BEGIN
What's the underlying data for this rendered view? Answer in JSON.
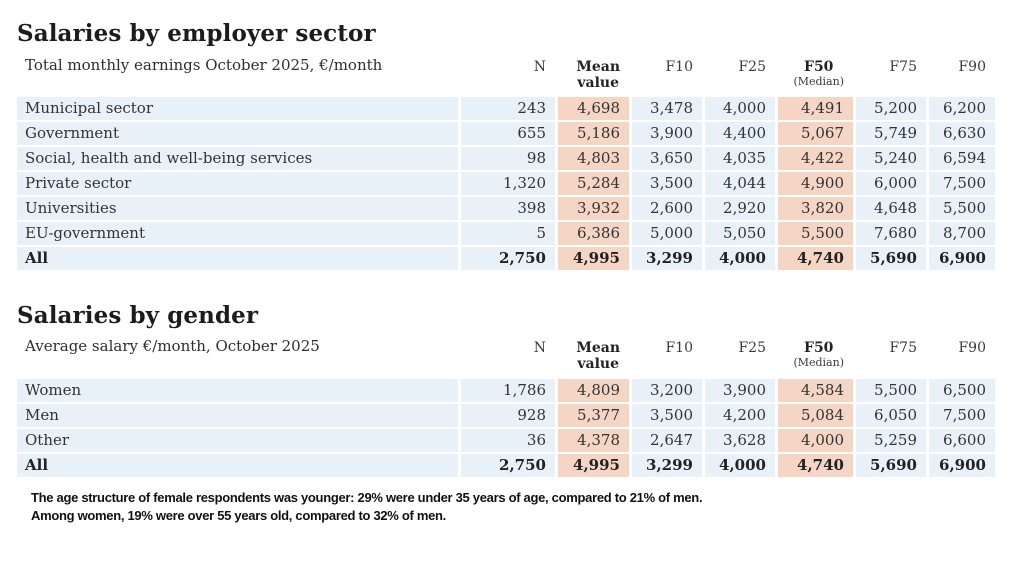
{
  "colors": {
    "row_bg": "#e9f1f8",
    "highlight_bg": "#f5d6c5",
    "text": "#333333",
    "title": "#1c1c1c",
    "footnote": "#111111"
  },
  "columns": {
    "n": "N",
    "mean_line1": "Mean",
    "mean_line2": "value",
    "f10": "F10",
    "f25": "F25",
    "f50": "F50",
    "f50_sub": "(Median)",
    "f75": "F75",
    "f90": "F90"
  },
  "sector_table": {
    "title": "Salaries by employer sector",
    "subtitle": "Total monthly earnings October 2025, €/month",
    "rows": [
      {
        "label": "Municipal sector",
        "n": "243",
        "mean": "4,698",
        "f10": "3,478",
        "f25": "4,000",
        "f50": "4,491",
        "f75": "5,200",
        "f90": "6,200"
      },
      {
        "label": "Government",
        "n": "655",
        "mean": "5,186",
        "f10": "3,900",
        "f25": "4,400",
        "f50": "5,067",
        "f75": "5,749",
        "f90": "6,630"
      },
      {
        "label": "Social, health and well-being services",
        "n": "98",
        "mean": "4,803",
        "f10": "3,650",
        "f25": "4,035",
        "f50": "4,422",
        "f75": "5,240",
        "f90": "6,594"
      },
      {
        "label": "Private sector",
        "n": "1,320",
        "mean": "5,284",
        "f10": "3,500",
        "f25": "4,044",
        "f50": "4,900",
        "f75": "6,000",
        "f90": "7,500"
      },
      {
        "label": "Universities",
        "n": "398",
        "mean": "3,932",
        "f10": "2,600",
        "f25": "2,920",
        "f50": "3,820",
        "f75": "4,648",
        "f90": "5,500"
      },
      {
        "label": "EU-government",
        "n": "5",
        "mean": "6,386",
        "f10": "5,000",
        "f25": "5,050",
        "f50": "5,500",
        "f75": "7,680",
        "f90": "8,700"
      },
      {
        "label": "All",
        "n": "2,750",
        "mean": "4,995",
        "f10": "3,299",
        "f25": "4,000",
        "f50": "4,740",
        "f75": "5,690",
        "f90": "6,900"
      }
    ]
  },
  "gender_table": {
    "title": "Salaries by gender",
    "subtitle": "Average salary €/month, October 2025",
    "rows": [
      {
        "label": "Women",
        "n": "1,786",
        "mean": "4,809",
        "f10": "3,200",
        "f25": "3,900",
        "f50": "4,584",
        "f75": "5,500",
        "f90": "6,500"
      },
      {
        "label": "Men",
        "n": "928",
        "mean": "5,377",
        "f10": "3,500",
        "f25": "4,200",
        "f50": "5,084",
        "f75": "6,050",
        "f90": "7,500"
      },
      {
        "label": "Other",
        "n": "36",
        "mean": "4,378",
        "f10": "2,647",
        "f25": "3,628",
        "f50": "4,000",
        "f75": "5,259",
        "f90": "6,600"
      },
      {
        "label": "All",
        "n": "2,750",
        "mean": "4,995",
        "f10": "3,299",
        "f25": "4,000",
        "f50": "4,740",
        "f75": "5,690",
        "f90": "6,900"
      }
    ]
  },
  "footnote": {
    "line1": "The age structure of female respondents was younger: 29% were under 35 years of age, compared to 21% of men.",
    "line2": "Among women, 19% were over 55 years old, compared to 32% of men."
  }
}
END
◆ WORK TO COMPLETE: Lines containing the string "October" are to be selected and copied.

◆ EXERCISE RESULT:
    "subtitle": "Total monthly earnings October 2025, €/month",
    "subtitle": "Average salary €/month, October 2025",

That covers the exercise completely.